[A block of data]
:::::

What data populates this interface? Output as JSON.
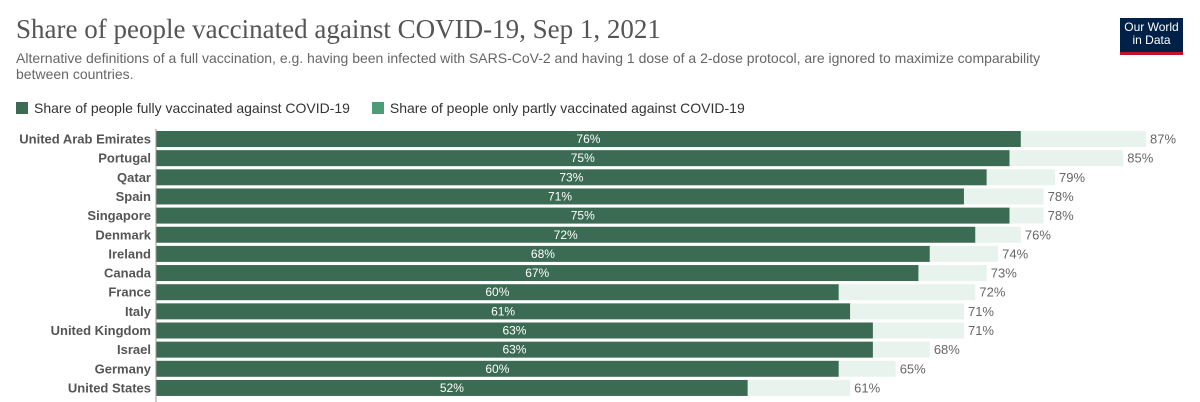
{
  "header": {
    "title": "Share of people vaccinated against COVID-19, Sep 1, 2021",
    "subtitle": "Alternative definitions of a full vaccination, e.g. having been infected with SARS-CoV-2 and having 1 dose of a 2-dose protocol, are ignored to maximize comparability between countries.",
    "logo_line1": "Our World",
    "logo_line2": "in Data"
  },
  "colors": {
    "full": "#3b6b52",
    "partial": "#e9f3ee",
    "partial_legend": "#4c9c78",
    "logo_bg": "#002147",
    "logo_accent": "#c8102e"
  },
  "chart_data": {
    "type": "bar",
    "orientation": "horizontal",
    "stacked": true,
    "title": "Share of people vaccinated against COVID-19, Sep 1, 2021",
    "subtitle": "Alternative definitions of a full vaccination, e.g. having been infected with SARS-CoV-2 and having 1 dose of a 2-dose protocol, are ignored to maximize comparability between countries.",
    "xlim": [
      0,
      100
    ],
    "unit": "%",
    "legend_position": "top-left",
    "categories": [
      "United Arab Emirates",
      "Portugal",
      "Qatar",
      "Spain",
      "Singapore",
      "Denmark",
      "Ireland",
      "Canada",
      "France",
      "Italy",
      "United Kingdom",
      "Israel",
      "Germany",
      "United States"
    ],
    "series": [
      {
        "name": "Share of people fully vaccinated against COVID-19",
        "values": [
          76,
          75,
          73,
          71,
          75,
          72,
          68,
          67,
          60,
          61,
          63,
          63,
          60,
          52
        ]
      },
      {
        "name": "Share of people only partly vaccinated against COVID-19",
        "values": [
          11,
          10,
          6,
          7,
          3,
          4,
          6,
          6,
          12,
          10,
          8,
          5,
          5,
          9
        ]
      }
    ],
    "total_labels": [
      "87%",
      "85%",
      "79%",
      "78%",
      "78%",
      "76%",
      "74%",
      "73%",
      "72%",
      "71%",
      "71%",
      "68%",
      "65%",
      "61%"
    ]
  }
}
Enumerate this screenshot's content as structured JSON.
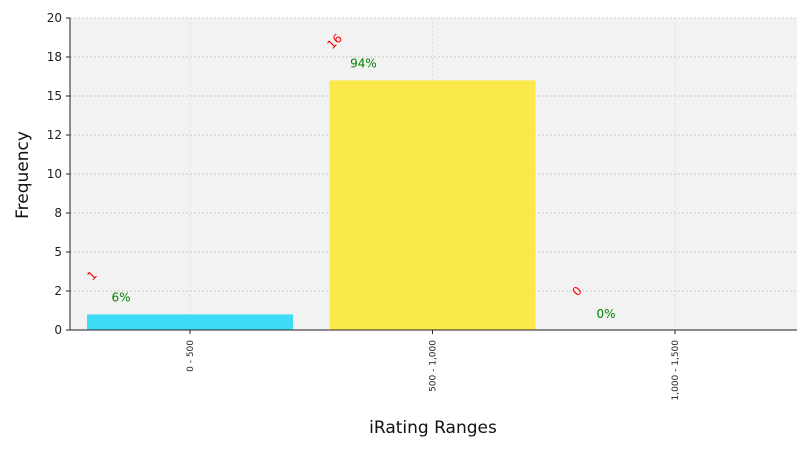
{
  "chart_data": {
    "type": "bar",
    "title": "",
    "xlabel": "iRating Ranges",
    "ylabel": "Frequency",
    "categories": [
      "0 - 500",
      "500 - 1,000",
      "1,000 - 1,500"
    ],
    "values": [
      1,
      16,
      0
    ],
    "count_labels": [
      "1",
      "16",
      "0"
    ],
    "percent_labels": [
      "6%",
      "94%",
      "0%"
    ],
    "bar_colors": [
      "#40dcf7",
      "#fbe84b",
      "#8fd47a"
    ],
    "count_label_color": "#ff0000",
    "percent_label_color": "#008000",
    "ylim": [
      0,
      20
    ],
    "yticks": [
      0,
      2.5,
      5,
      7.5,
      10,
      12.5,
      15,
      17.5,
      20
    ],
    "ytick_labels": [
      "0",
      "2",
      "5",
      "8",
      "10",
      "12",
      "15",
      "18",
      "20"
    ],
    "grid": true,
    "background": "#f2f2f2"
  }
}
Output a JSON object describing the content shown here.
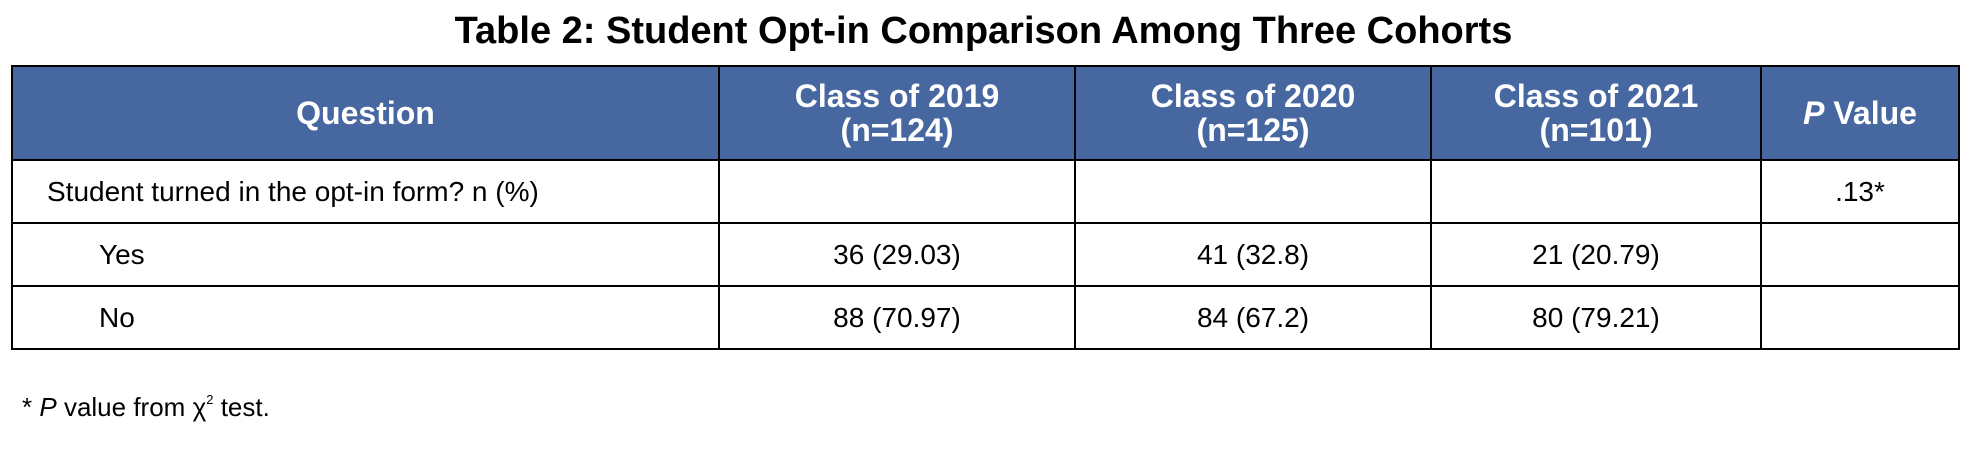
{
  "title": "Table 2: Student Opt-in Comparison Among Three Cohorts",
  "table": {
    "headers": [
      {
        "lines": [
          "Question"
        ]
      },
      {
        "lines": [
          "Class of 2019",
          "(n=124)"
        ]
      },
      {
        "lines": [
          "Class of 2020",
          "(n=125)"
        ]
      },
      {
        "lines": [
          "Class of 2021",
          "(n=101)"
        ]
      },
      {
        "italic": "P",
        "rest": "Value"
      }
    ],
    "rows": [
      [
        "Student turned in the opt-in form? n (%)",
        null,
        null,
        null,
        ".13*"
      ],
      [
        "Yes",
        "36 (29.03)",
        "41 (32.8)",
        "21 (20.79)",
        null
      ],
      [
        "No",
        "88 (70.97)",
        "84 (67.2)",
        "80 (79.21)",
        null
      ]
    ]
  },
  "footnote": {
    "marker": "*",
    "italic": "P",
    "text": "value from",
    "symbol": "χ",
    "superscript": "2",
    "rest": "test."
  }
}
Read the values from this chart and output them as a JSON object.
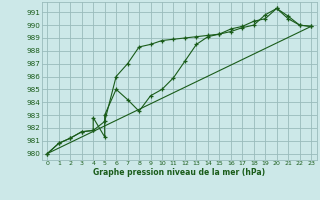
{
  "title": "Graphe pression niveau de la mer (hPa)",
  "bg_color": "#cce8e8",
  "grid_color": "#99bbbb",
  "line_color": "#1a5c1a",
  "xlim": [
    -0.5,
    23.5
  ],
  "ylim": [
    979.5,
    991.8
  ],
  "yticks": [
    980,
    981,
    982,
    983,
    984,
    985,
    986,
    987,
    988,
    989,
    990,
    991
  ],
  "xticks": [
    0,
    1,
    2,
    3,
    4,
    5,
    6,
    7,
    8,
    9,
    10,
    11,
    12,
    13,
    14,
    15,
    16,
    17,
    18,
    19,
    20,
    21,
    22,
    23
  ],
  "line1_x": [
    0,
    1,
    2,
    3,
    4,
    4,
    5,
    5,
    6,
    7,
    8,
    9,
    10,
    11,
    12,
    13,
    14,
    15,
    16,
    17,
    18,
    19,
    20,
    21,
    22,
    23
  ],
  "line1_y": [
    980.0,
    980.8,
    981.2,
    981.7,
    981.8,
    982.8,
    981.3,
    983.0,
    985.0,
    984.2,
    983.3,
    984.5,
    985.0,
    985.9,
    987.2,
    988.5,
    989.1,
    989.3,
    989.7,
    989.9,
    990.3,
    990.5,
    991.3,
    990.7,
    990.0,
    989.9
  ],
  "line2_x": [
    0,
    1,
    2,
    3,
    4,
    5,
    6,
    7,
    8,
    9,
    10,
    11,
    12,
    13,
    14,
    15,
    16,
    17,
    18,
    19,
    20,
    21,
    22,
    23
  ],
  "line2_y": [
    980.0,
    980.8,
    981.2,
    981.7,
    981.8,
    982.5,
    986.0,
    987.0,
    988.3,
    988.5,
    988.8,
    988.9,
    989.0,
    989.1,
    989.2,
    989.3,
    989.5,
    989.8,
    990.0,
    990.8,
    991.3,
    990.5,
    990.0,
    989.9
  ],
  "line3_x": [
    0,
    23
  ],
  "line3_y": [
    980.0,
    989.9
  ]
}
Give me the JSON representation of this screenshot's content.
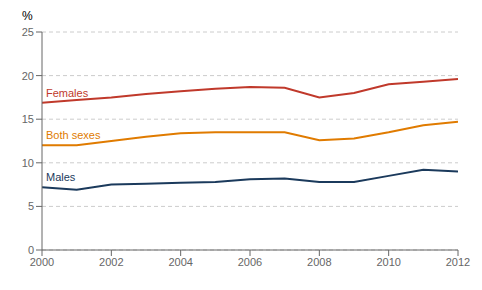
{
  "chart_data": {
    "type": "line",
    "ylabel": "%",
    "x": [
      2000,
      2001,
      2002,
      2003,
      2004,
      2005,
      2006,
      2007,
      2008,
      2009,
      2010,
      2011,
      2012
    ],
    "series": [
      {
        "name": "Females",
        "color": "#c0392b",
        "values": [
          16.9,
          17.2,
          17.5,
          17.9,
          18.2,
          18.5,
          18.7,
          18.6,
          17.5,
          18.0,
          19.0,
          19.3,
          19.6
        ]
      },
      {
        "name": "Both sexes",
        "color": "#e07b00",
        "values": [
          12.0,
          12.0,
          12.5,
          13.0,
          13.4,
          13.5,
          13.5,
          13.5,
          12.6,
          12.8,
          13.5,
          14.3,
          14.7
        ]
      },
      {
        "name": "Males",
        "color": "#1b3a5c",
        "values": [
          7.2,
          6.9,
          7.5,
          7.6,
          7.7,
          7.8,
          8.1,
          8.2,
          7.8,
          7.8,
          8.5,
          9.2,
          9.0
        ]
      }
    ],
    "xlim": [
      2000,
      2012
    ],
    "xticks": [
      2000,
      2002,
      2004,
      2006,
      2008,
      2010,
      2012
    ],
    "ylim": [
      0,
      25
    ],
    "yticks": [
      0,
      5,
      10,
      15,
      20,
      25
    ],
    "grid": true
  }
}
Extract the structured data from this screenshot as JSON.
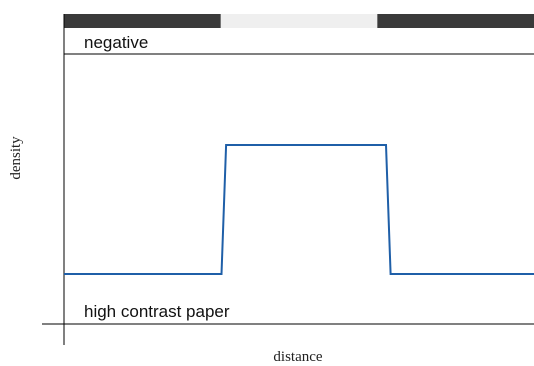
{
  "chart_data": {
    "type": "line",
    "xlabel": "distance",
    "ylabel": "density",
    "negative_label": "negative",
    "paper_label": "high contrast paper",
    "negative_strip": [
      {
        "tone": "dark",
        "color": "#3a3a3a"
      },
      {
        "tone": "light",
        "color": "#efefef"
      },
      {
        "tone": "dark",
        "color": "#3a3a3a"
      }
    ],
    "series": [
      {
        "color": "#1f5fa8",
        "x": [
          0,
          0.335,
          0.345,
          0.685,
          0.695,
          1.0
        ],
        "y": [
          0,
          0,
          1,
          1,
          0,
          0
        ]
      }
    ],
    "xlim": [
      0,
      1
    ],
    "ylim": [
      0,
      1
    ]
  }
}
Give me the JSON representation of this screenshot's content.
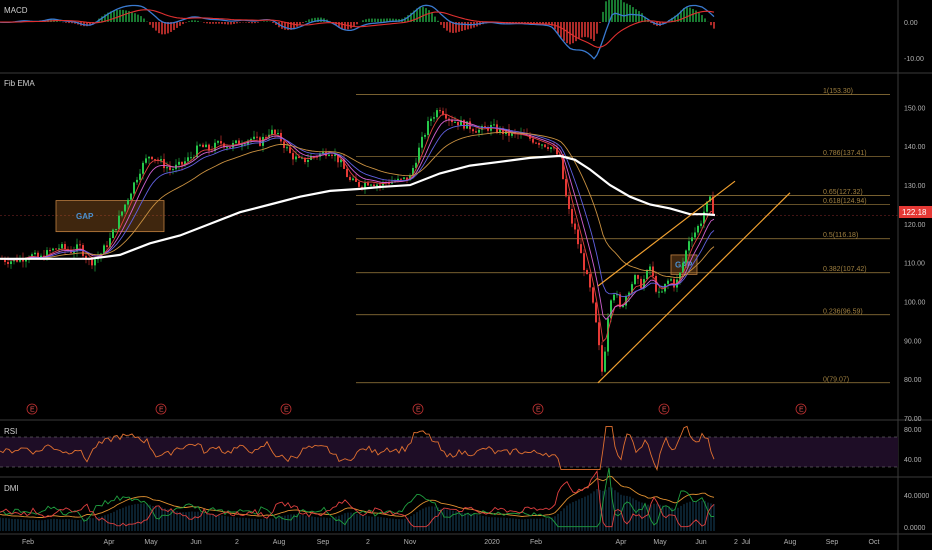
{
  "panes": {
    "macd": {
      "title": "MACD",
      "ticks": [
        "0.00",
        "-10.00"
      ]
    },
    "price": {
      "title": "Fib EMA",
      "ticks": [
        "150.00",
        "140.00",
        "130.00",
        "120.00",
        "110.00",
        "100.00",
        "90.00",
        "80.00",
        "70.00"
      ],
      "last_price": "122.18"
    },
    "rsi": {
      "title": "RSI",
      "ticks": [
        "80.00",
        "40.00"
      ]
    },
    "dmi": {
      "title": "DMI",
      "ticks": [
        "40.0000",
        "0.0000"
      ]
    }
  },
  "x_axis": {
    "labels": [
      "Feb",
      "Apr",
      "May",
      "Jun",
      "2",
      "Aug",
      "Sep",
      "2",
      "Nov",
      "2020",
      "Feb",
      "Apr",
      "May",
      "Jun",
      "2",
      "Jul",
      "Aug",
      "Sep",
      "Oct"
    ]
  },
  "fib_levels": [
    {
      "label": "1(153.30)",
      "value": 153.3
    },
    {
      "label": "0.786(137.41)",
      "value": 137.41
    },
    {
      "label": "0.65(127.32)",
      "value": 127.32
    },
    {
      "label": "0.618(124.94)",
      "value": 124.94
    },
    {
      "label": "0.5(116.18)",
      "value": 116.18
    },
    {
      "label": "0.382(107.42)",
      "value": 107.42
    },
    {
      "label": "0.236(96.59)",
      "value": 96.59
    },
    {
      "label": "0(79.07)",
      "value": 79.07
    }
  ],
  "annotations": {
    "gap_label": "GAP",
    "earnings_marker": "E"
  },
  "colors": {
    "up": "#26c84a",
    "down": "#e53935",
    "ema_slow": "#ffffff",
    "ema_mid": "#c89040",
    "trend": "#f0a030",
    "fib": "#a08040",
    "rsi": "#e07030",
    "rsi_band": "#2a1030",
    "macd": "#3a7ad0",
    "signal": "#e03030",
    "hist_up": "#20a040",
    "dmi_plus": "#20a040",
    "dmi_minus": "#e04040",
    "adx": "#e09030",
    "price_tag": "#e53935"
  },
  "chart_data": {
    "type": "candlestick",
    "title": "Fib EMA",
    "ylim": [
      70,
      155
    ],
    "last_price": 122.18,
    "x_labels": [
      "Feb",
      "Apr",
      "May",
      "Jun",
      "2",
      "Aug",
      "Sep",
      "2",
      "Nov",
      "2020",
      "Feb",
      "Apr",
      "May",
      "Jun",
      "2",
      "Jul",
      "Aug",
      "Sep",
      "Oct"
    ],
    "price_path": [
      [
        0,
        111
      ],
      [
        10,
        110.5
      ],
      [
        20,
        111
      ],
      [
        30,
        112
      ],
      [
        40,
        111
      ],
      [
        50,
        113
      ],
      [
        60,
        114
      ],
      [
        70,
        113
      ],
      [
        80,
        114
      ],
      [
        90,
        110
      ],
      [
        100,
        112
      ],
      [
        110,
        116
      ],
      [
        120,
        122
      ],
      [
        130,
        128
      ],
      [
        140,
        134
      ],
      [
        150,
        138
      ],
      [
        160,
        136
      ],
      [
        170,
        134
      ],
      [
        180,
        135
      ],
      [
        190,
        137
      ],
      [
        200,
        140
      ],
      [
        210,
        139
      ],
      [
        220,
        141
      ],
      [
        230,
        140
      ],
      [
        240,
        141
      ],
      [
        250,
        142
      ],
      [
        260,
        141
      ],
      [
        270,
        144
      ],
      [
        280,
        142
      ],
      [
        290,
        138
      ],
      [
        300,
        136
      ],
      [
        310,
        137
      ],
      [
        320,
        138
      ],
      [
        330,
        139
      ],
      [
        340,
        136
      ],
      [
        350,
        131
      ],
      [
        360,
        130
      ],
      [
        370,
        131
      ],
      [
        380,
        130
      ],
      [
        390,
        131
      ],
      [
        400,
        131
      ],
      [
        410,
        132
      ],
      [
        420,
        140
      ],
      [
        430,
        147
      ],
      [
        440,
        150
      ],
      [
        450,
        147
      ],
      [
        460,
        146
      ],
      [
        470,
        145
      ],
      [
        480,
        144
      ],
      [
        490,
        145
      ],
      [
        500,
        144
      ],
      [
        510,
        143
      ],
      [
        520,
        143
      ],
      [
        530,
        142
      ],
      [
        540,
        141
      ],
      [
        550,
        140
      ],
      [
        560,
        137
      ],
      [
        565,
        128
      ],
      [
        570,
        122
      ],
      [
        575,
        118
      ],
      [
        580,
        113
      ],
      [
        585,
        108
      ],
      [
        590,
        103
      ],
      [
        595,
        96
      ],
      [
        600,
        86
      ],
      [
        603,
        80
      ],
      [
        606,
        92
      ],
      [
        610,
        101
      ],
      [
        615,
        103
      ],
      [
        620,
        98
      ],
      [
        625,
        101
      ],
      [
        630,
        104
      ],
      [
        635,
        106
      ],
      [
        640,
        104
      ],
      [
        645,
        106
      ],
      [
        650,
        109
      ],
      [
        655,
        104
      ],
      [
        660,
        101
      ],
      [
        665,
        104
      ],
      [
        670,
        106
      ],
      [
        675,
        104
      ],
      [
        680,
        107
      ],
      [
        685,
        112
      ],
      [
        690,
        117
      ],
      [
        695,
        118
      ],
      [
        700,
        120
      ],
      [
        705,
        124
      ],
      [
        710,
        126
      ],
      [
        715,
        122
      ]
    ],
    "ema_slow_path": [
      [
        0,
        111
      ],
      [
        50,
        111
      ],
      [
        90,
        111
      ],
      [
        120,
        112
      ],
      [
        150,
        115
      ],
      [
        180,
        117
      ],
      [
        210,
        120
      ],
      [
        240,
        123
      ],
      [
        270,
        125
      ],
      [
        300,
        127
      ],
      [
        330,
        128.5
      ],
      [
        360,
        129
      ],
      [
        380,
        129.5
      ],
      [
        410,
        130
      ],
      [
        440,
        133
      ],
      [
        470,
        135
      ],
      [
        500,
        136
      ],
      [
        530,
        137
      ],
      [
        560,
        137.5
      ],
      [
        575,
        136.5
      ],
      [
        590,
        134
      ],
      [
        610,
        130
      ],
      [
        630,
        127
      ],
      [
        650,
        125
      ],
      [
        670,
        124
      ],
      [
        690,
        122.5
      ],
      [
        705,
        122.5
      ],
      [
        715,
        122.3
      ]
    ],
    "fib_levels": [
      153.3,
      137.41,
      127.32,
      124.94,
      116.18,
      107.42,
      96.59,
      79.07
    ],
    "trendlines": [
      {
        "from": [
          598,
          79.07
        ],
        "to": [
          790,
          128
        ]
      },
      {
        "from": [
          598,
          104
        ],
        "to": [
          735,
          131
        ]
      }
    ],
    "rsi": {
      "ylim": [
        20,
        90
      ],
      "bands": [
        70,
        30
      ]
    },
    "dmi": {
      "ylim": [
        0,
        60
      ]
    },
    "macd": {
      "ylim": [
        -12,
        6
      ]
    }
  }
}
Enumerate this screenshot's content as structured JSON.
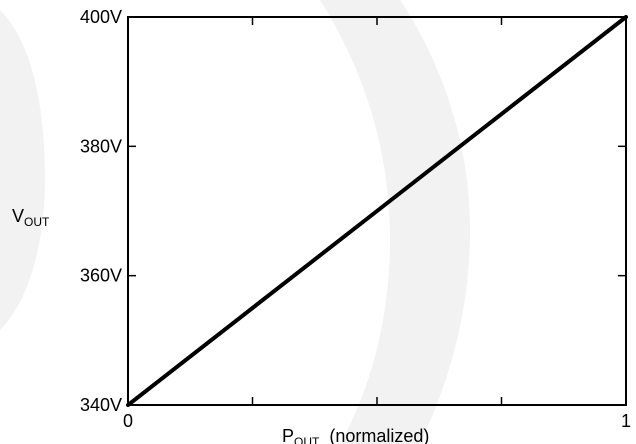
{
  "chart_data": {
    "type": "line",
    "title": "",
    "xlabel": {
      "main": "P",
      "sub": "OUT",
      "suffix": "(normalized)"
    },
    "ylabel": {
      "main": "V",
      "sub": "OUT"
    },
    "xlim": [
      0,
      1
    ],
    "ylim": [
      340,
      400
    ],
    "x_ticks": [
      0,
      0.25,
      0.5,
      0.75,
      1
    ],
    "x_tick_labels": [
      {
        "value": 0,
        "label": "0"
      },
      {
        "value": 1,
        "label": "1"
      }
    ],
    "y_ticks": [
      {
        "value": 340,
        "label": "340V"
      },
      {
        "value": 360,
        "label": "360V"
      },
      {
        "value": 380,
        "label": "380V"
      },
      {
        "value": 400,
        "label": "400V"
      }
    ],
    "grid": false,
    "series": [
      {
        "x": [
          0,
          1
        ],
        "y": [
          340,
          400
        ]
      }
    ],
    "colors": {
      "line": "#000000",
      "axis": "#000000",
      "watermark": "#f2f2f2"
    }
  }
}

:::::

**To be done:**
State how many lines of the entries above include the word "Class", offering no text other than the number.

**Output below:**
3